== Given problem ==
Copy out lines with the word "this" from the material that follows.
***
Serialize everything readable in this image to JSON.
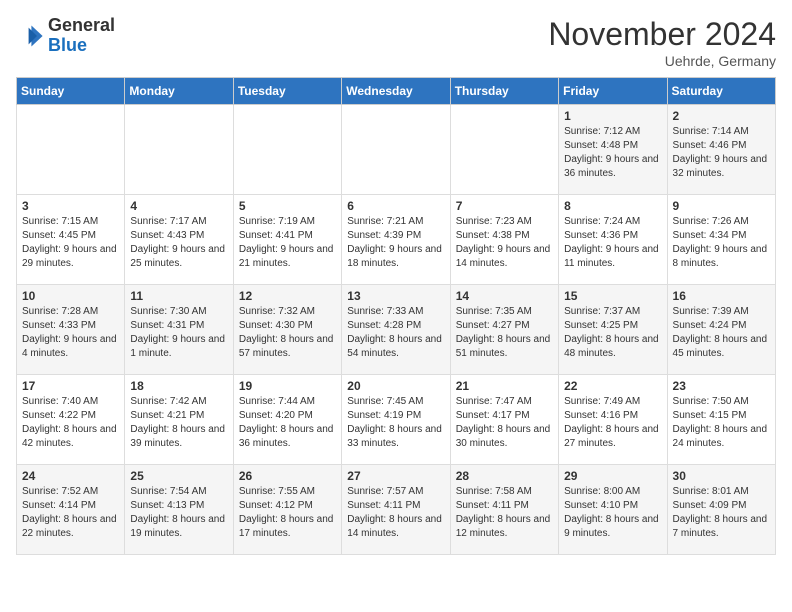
{
  "logo": {
    "general": "General",
    "blue": "Blue"
  },
  "header": {
    "month": "November 2024",
    "location": "Uehrde, Germany"
  },
  "weekdays": [
    "Sunday",
    "Monday",
    "Tuesday",
    "Wednesday",
    "Thursday",
    "Friday",
    "Saturday"
  ],
  "weeks": [
    [
      {
        "day": "",
        "info": ""
      },
      {
        "day": "",
        "info": ""
      },
      {
        "day": "",
        "info": ""
      },
      {
        "day": "",
        "info": ""
      },
      {
        "day": "",
        "info": ""
      },
      {
        "day": "1",
        "info": "Sunrise: 7:12 AM\nSunset: 4:48 PM\nDaylight: 9 hours and 36 minutes."
      },
      {
        "day": "2",
        "info": "Sunrise: 7:14 AM\nSunset: 4:46 PM\nDaylight: 9 hours and 32 minutes."
      }
    ],
    [
      {
        "day": "3",
        "info": "Sunrise: 7:15 AM\nSunset: 4:45 PM\nDaylight: 9 hours and 29 minutes."
      },
      {
        "day": "4",
        "info": "Sunrise: 7:17 AM\nSunset: 4:43 PM\nDaylight: 9 hours and 25 minutes."
      },
      {
        "day": "5",
        "info": "Sunrise: 7:19 AM\nSunset: 4:41 PM\nDaylight: 9 hours and 21 minutes."
      },
      {
        "day": "6",
        "info": "Sunrise: 7:21 AM\nSunset: 4:39 PM\nDaylight: 9 hours and 18 minutes."
      },
      {
        "day": "7",
        "info": "Sunrise: 7:23 AM\nSunset: 4:38 PM\nDaylight: 9 hours and 14 minutes."
      },
      {
        "day": "8",
        "info": "Sunrise: 7:24 AM\nSunset: 4:36 PM\nDaylight: 9 hours and 11 minutes."
      },
      {
        "day": "9",
        "info": "Sunrise: 7:26 AM\nSunset: 4:34 PM\nDaylight: 9 hours and 8 minutes."
      }
    ],
    [
      {
        "day": "10",
        "info": "Sunrise: 7:28 AM\nSunset: 4:33 PM\nDaylight: 9 hours and 4 minutes."
      },
      {
        "day": "11",
        "info": "Sunrise: 7:30 AM\nSunset: 4:31 PM\nDaylight: 9 hours and 1 minute."
      },
      {
        "day": "12",
        "info": "Sunrise: 7:32 AM\nSunset: 4:30 PM\nDaylight: 8 hours and 57 minutes."
      },
      {
        "day": "13",
        "info": "Sunrise: 7:33 AM\nSunset: 4:28 PM\nDaylight: 8 hours and 54 minutes."
      },
      {
        "day": "14",
        "info": "Sunrise: 7:35 AM\nSunset: 4:27 PM\nDaylight: 8 hours and 51 minutes."
      },
      {
        "day": "15",
        "info": "Sunrise: 7:37 AM\nSunset: 4:25 PM\nDaylight: 8 hours and 48 minutes."
      },
      {
        "day": "16",
        "info": "Sunrise: 7:39 AM\nSunset: 4:24 PM\nDaylight: 8 hours and 45 minutes."
      }
    ],
    [
      {
        "day": "17",
        "info": "Sunrise: 7:40 AM\nSunset: 4:22 PM\nDaylight: 8 hours and 42 minutes."
      },
      {
        "day": "18",
        "info": "Sunrise: 7:42 AM\nSunset: 4:21 PM\nDaylight: 8 hours and 39 minutes."
      },
      {
        "day": "19",
        "info": "Sunrise: 7:44 AM\nSunset: 4:20 PM\nDaylight: 8 hours and 36 minutes."
      },
      {
        "day": "20",
        "info": "Sunrise: 7:45 AM\nSunset: 4:19 PM\nDaylight: 8 hours and 33 minutes."
      },
      {
        "day": "21",
        "info": "Sunrise: 7:47 AM\nSunset: 4:17 PM\nDaylight: 8 hours and 30 minutes."
      },
      {
        "day": "22",
        "info": "Sunrise: 7:49 AM\nSunset: 4:16 PM\nDaylight: 8 hours and 27 minutes."
      },
      {
        "day": "23",
        "info": "Sunrise: 7:50 AM\nSunset: 4:15 PM\nDaylight: 8 hours and 24 minutes."
      }
    ],
    [
      {
        "day": "24",
        "info": "Sunrise: 7:52 AM\nSunset: 4:14 PM\nDaylight: 8 hours and 22 minutes."
      },
      {
        "day": "25",
        "info": "Sunrise: 7:54 AM\nSunset: 4:13 PM\nDaylight: 8 hours and 19 minutes."
      },
      {
        "day": "26",
        "info": "Sunrise: 7:55 AM\nSunset: 4:12 PM\nDaylight: 8 hours and 17 minutes."
      },
      {
        "day": "27",
        "info": "Sunrise: 7:57 AM\nSunset: 4:11 PM\nDaylight: 8 hours and 14 minutes."
      },
      {
        "day": "28",
        "info": "Sunrise: 7:58 AM\nSunset: 4:11 PM\nDaylight: 8 hours and 12 minutes."
      },
      {
        "day": "29",
        "info": "Sunrise: 8:00 AM\nSunset: 4:10 PM\nDaylight: 8 hours and 9 minutes."
      },
      {
        "day": "30",
        "info": "Sunrise: 8:01 AM\nSunset: 4:09 PM\nDaylight: 8 hours and 7 minutes."
      }
    ]
  ]
}
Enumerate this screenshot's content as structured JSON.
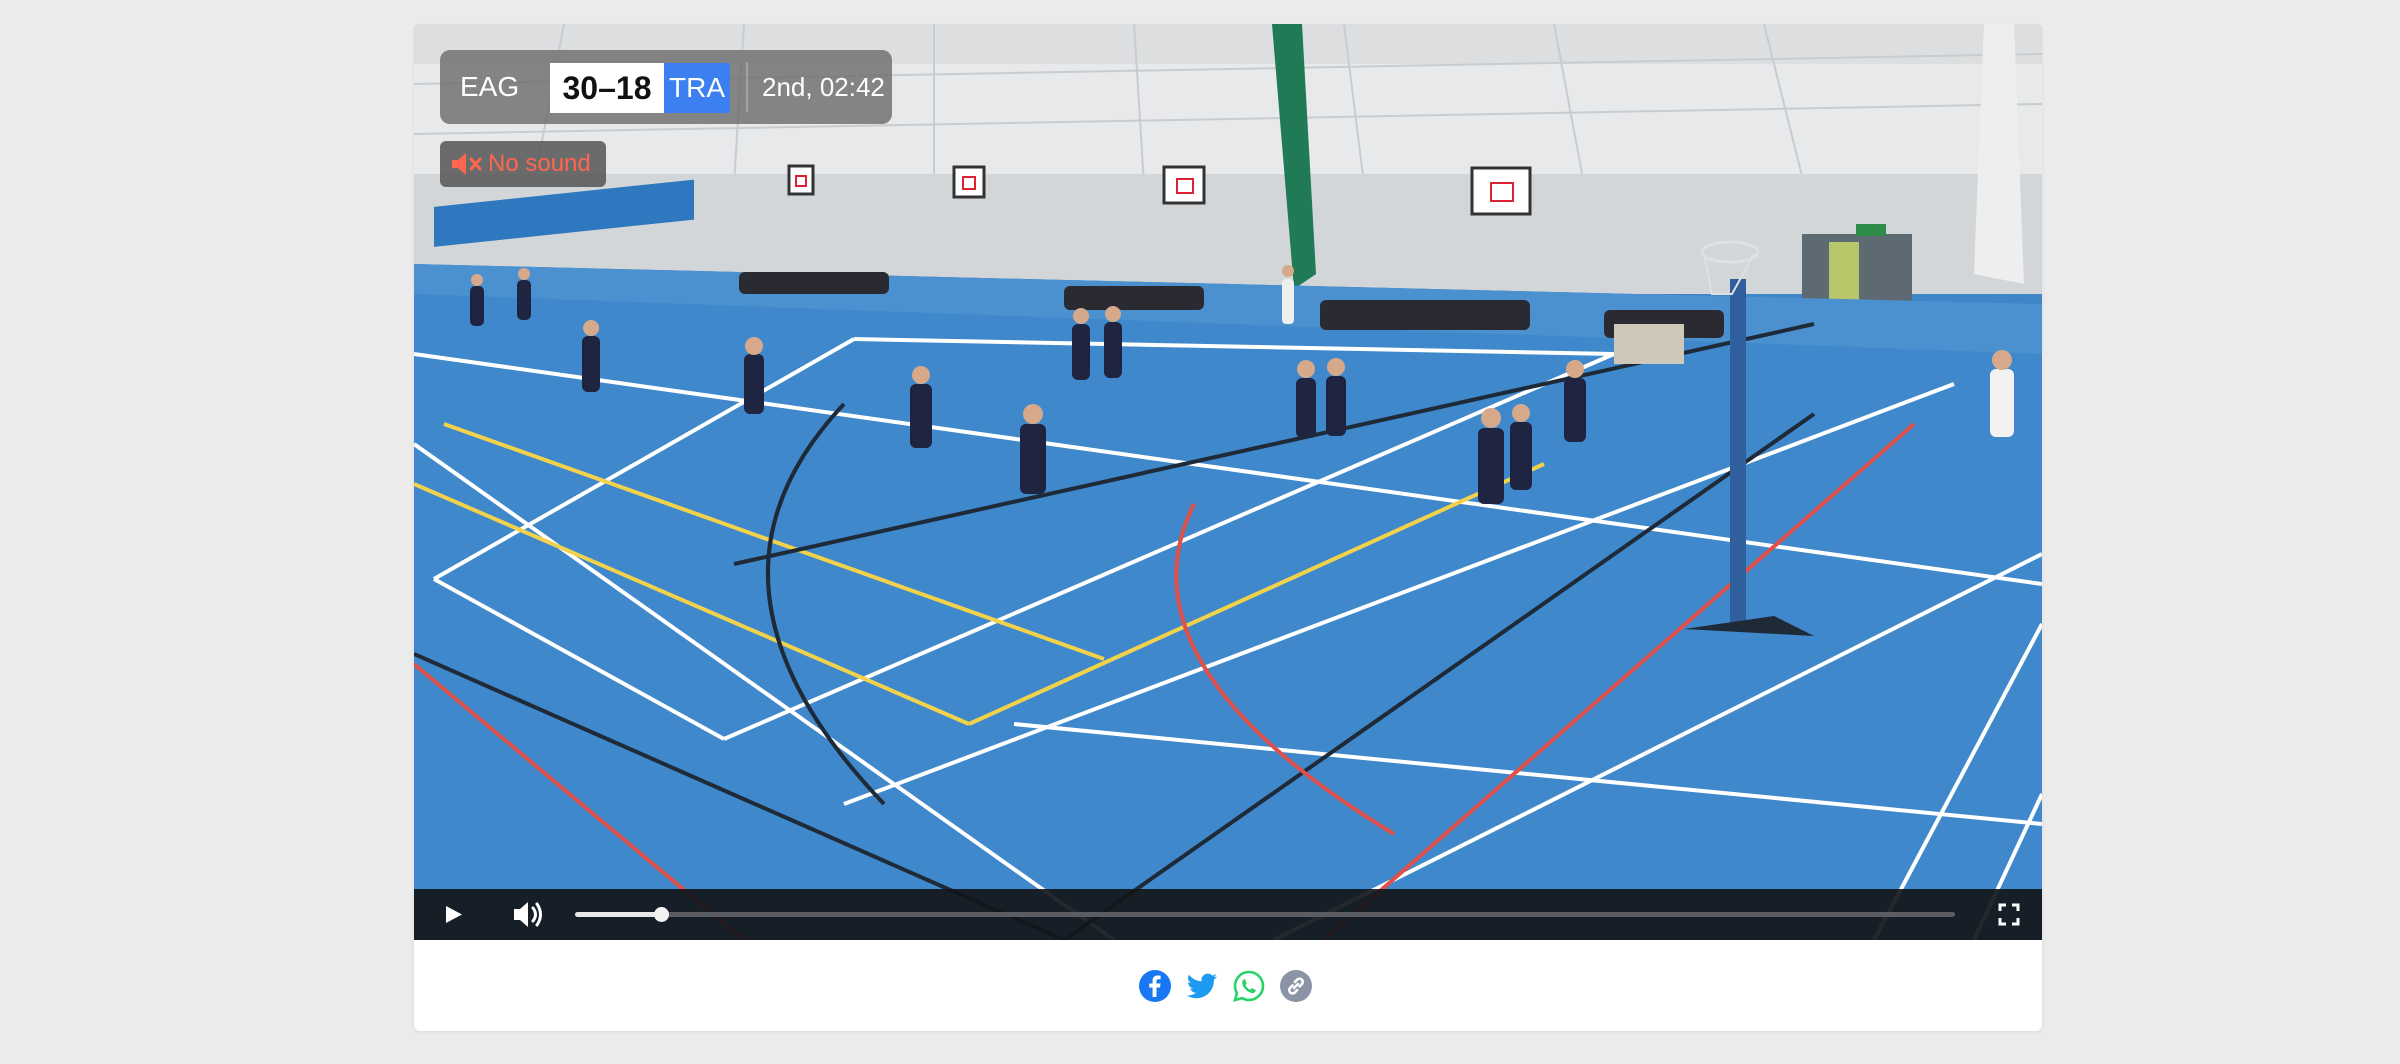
{
  "scoreboard": {
    "home_team": "EAG",
    "score": "30–18",
    "away_team": "TRA",
    "period_clock": "2nd, 02:42",
    "colors": {
      "away_bg": "#3b7ff0",
      "panel_bg": "#6e6e6e",
      "score_bg": "#ffffff"
    }
  },
  "audio_notice": {
    "label": "No sound",
    "icon": "speaker-muted-icon",
    "color": "#ff6650"
  },
  "player": {
    "play_icon": "play-icon",
    "volume_icon": "volume-icon",
    "fullscreen_icon": "fullscreen-icon",
    "progress_fraction": 0.062
  },
  "share": {
    "items": [
      {
        "name": "facebook",
        "icon": "facebook-icon",
        "color": "#1877f2"
      },
      {
        "name": "twitter",
        "icon": "twitter-icon",
        "color": "#1d9bf0"
      },
      {
        "name": "whatsapp",
        "icon": "whatsapp-icon",
        "color": "#25d366"
      },
      {
        "name": "copy-link",
        "icon": "link-icon",
        "color": "#8a94a6"
      }
    ]
  }
}
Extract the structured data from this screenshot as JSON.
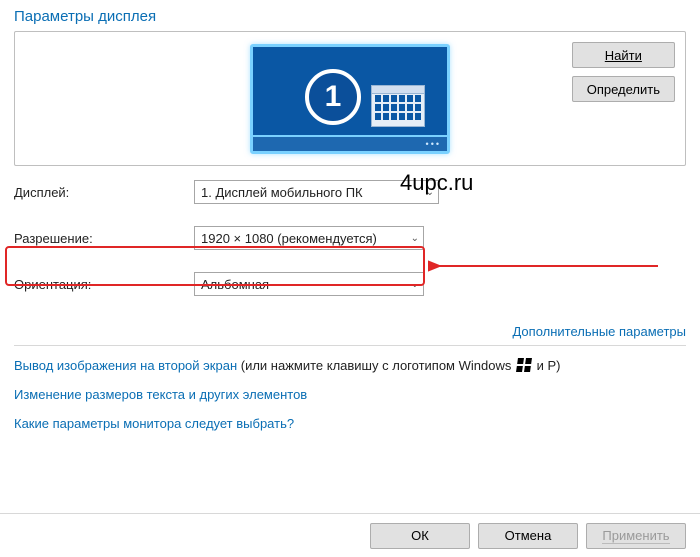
{
  "title": "Параметры дисплея",
  "identify_panel": {
    "find_btn": "Найти",
    "detect_btn": "Определить",
    "monitor_number": "1"
  },
  "watermark": "4upc.ru",
  "rows": {
    "display_label": "Дисплей:",
    "display_value": "1. Дисплей мобильного ПК",
    "resolution_label": "Разрешение:",
    "resolution_value": "1920 × 1080 (рекомендуется)",
    "orientation_label": "Ориентация:",
    "orientation_value": "Альбомная"
  },
  "advanced_link": "Дополнительные параметры",
  "help": {
    "line1_link": "Вывод изображения на второй экран",
    "line1_plain_a": " (или нажмите клавишу с логотипом Windows ",
    "line1_plain_b": " и P)",
    "line2": "Изменение размеров текста и других элементов",
    "line3": "Какие параметры монитора следует выбрать?"
  },
  "footer": {
    "ok": "ОК",
    "cancel": "Отмена",
    "apply": "Применить"
  }
}
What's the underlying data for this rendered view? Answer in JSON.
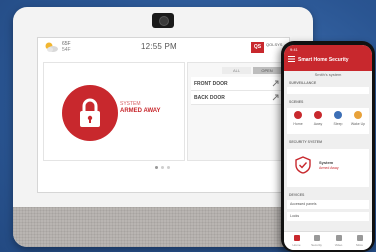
{
  "panel": {
    "weather": {
      "temp_high": "65F",
      "temp_low": "54F"
    },
    "clock": "12:55 PM",
    "brand": {
      "logo_text": "QS",
      "text": "QOLSYS"
    },
    "system_label": "SYSTEM",
    "armed_status": "ARMED AWAY",
    "filters": [
      "ALL",
      "OPEN"
    ],
    "sensors": [
      {
        "name": "FRONT DOOR"
      },
      {
        "name": "BACK DOOR"
      }
    ],
    "accent_color": "#c8282d"
  },
  "phone": {
    "status_time": "9:41",
    "title": "Smart Home Security",
    "subtitle": "Smith's system",
    "sections": {
      "first": "SURVEILLANCE",
      "scenes": "SCENES",
      "security": "SECURITY SYSTEM",
      "devices": "DEVICES",
      "rows": [
        "Accessed panels",
        "Locks"
      ]
    },
    "scenes": [
      {
        "label": "Home",
        "color": "#c8282d"
      },
      {
        "label": "Away",
        "color": "#c8282d"
      },
      {
        "label": "Sleep",
        "color": "#3c6fb6"
      },
      {
        "label": "Wake Up",
        "color": "#e8a23a"
      }
    ],
    "security": {
      "system_text": "System",
      "status": "Armed Away"
    },
    "nav": [
      "Home",
      "Security",
      "Video",
      "More"
    ]
  }
}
***
== Reply to the task ==
Serialize everything readable in this image to JSON.
Enumerate this screenshot's content as structured JSON.
Extract the structured data from this screenshot as JSON.
What's the underlying data for this rendered view? Answer in JSON.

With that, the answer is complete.